■ **EXERCISE OBJECTIVE**: Your answer consists of the lines in the data that contain "gutjnl". Copy each of them.

++++ GIVEN INFORMATION

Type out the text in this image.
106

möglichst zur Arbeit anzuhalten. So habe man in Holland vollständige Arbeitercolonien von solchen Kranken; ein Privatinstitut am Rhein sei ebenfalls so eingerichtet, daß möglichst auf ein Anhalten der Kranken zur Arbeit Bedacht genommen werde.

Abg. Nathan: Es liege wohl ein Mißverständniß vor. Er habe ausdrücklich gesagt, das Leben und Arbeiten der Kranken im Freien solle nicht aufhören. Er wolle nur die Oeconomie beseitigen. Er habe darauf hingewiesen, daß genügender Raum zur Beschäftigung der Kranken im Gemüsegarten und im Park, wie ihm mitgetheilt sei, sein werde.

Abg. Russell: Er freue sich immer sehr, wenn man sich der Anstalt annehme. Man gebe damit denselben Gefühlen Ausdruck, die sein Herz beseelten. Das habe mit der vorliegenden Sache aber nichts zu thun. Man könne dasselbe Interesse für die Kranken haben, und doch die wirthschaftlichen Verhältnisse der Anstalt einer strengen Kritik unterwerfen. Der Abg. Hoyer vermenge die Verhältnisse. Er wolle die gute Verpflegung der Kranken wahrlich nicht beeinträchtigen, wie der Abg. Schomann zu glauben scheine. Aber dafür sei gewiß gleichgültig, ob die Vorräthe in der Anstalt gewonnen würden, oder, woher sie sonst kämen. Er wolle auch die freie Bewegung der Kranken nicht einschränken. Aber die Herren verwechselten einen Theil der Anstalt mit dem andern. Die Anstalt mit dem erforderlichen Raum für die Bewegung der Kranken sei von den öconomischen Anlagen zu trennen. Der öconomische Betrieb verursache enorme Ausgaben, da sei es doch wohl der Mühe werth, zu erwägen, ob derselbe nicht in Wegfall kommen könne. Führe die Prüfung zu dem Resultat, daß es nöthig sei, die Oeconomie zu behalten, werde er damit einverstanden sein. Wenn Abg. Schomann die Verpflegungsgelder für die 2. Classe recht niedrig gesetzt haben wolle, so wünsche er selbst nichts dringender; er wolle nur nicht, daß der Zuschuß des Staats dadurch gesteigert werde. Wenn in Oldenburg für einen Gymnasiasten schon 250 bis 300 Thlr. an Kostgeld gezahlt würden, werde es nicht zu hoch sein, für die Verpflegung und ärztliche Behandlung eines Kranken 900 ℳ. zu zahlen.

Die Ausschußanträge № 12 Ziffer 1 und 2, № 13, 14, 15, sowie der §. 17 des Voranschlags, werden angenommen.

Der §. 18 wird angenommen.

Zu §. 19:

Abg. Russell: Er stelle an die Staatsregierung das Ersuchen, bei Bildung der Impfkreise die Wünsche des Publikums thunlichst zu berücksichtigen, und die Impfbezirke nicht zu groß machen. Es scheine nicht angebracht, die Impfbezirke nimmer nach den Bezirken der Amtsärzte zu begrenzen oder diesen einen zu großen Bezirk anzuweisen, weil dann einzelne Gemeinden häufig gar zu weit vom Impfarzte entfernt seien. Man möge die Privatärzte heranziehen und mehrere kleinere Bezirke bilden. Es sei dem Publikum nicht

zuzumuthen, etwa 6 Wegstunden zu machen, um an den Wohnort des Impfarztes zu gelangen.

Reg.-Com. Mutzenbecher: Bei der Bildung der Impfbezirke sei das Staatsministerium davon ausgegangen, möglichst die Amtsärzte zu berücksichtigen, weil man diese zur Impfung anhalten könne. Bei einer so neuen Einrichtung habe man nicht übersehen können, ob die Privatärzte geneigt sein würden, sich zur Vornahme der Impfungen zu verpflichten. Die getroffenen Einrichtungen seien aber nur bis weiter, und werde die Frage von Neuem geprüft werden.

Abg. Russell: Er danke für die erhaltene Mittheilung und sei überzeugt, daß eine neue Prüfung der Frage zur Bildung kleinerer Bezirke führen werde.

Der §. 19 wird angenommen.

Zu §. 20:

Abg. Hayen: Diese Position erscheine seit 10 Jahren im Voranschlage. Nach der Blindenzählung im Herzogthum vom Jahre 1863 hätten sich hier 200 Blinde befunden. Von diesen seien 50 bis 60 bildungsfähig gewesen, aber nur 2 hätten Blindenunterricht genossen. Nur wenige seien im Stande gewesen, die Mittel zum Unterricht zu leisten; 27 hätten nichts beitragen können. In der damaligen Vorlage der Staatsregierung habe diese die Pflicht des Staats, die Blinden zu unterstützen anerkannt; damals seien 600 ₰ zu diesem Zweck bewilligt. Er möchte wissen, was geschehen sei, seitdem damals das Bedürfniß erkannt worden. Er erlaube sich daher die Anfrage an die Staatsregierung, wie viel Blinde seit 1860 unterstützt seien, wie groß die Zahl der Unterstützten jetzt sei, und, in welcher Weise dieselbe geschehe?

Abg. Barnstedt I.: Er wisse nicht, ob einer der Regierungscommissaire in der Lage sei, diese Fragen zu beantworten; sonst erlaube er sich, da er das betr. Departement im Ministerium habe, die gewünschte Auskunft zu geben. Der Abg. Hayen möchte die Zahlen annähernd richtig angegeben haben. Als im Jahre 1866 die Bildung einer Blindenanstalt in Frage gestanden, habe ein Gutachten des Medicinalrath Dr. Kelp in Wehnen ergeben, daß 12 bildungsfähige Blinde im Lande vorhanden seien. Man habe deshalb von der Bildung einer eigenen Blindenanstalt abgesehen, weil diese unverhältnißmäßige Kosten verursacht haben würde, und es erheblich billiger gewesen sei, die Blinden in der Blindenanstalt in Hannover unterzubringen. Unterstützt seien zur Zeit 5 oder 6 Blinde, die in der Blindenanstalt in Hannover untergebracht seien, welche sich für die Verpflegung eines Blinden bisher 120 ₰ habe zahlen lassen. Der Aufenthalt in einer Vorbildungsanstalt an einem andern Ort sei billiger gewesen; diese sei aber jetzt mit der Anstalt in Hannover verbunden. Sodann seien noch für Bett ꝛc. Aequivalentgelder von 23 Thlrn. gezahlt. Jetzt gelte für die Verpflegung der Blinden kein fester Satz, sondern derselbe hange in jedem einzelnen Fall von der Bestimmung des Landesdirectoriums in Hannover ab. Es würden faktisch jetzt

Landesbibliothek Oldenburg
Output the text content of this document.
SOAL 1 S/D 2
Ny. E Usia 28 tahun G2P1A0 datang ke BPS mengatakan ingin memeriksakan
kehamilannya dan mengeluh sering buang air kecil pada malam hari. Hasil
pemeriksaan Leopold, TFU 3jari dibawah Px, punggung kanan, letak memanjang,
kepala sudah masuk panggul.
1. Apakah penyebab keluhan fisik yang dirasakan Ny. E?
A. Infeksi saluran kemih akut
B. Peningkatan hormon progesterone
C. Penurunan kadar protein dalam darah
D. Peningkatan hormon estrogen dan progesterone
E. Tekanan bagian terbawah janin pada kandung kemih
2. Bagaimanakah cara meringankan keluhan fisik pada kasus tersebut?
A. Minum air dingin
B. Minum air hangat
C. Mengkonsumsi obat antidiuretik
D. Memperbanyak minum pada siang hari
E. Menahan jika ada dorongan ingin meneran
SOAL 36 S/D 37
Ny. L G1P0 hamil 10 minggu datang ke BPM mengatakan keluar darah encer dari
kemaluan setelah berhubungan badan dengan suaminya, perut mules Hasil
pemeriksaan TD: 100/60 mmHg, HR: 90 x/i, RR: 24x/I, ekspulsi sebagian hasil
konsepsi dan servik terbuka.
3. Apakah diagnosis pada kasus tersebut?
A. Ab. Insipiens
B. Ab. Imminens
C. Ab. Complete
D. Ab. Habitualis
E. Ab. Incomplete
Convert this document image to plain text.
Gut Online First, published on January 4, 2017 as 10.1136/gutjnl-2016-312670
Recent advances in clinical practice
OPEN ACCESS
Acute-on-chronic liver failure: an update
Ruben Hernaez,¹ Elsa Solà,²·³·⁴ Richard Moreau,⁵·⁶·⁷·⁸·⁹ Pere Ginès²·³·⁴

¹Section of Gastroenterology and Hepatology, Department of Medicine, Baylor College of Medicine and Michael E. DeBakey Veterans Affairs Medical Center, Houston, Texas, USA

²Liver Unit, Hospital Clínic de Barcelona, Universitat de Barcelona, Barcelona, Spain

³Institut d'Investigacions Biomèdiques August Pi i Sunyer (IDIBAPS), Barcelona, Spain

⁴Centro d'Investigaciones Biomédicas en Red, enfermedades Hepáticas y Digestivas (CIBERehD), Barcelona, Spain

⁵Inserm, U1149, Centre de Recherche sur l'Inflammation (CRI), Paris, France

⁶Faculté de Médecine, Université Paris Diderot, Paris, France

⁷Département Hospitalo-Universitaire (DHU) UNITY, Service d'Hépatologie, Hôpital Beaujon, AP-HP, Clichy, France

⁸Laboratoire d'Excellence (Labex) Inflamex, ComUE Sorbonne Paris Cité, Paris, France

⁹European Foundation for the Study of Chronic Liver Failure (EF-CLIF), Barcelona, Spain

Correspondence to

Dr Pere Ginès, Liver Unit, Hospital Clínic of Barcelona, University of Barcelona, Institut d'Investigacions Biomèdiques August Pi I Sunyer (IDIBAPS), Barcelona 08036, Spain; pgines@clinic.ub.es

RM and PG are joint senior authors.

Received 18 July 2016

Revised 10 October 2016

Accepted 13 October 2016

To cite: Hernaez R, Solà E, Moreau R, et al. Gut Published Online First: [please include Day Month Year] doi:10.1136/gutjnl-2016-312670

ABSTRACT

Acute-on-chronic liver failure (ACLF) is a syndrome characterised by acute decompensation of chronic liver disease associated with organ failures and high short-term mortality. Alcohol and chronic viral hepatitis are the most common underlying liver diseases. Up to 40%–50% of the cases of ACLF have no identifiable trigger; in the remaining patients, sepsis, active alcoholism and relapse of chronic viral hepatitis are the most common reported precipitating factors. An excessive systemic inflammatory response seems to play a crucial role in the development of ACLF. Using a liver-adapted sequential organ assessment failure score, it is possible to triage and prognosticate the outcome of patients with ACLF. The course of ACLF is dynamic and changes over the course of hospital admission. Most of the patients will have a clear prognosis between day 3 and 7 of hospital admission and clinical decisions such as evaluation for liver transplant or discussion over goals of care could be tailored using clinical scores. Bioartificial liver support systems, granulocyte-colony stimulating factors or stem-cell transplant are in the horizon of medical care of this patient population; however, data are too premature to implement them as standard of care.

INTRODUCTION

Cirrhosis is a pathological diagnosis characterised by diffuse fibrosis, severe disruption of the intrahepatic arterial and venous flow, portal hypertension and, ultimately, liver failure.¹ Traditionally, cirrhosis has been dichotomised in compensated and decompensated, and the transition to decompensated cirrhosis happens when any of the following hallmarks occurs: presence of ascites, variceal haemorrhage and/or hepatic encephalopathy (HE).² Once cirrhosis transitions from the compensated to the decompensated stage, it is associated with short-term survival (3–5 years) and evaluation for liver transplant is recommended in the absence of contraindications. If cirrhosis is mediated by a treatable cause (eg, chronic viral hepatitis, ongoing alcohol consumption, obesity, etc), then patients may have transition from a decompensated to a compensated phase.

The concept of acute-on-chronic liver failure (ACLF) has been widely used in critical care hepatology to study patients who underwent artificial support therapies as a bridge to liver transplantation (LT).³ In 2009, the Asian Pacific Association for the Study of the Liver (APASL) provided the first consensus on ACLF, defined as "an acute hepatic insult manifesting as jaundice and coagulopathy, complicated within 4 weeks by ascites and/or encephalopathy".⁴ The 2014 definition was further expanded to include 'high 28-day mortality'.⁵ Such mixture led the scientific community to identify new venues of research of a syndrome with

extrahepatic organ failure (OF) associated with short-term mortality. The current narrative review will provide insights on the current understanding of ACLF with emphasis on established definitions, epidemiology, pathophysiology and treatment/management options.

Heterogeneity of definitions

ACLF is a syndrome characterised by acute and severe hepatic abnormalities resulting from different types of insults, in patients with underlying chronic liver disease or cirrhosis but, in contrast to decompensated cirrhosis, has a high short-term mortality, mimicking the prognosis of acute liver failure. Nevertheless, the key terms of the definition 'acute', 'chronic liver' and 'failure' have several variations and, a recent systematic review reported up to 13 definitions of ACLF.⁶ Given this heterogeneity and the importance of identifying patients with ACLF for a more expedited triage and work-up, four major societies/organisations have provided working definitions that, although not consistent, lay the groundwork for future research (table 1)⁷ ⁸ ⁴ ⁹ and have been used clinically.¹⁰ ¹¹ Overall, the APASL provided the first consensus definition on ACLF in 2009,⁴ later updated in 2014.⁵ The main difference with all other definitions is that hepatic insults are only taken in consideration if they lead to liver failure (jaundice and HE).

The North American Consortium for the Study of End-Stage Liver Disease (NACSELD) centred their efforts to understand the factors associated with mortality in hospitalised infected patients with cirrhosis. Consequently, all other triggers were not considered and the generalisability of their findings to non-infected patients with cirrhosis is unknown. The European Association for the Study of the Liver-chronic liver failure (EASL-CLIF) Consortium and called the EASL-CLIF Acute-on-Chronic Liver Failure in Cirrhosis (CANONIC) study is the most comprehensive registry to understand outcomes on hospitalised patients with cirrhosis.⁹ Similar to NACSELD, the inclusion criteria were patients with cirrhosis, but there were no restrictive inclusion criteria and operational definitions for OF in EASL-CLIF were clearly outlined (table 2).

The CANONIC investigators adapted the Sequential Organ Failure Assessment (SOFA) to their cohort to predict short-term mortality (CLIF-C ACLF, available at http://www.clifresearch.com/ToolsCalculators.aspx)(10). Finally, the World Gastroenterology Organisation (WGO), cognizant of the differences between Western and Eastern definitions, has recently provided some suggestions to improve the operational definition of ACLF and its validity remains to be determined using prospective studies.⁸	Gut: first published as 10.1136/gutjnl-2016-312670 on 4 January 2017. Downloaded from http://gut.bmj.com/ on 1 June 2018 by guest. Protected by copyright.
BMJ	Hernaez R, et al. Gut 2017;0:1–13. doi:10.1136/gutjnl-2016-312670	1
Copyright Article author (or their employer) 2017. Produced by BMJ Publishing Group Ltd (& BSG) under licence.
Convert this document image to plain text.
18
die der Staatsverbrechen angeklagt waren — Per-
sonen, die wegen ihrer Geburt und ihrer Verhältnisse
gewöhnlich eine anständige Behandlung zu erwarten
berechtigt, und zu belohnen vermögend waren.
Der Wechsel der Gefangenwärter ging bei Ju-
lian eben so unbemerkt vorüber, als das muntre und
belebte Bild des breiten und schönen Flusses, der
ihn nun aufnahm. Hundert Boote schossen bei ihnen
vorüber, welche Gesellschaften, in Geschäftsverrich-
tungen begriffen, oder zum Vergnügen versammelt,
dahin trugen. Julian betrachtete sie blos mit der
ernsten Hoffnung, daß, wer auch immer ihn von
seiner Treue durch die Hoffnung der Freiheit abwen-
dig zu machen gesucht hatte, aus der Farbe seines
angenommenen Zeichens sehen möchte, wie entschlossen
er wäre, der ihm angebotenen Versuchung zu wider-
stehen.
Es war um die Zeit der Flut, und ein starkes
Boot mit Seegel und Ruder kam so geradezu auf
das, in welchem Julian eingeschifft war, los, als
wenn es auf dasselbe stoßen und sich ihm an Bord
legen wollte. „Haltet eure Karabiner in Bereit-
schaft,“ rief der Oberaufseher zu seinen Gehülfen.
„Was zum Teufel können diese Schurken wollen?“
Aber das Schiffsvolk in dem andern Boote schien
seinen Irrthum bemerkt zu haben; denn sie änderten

++++++++

■ **EXPECTED OUTPUT**:
Gut Online First, published on January 4, 2017 as 10.1136/gutjnl-2016-312670
To cite: Hernaez R, Solà E, Moreau R, et al. Gut Published Online First: [please include Day Month Year] doi:10.1136/gutjnl-2016-312670
The CANONIC investigators adapted the Sequential Organ Failure Assessment (SOFA) to their cohort to predict short-term mortality (CLIF-C ACLF, available at http://www.clifresearch.com/ToolsCalculators.aspx)(10). Finally, the World Gastroenterology Organisation (WGO), cognizant of the differences between Western and Eastern definitions, has recently provided some suggestions to improve the operational definition of ACLF and its validity remains to be determined using prospective studies.⁸	Gut: first published as 10.1136/gutjnl-2016-312670 on 4 January 2017. Downloaded from http://gut.bmj.com/ on 1 June 2018 by guest. Protected by copyright.
BMJ	Hernaez R, et al. Gut 2017;0:1–13. doi:10.1136/gutjnl-2016-312670	1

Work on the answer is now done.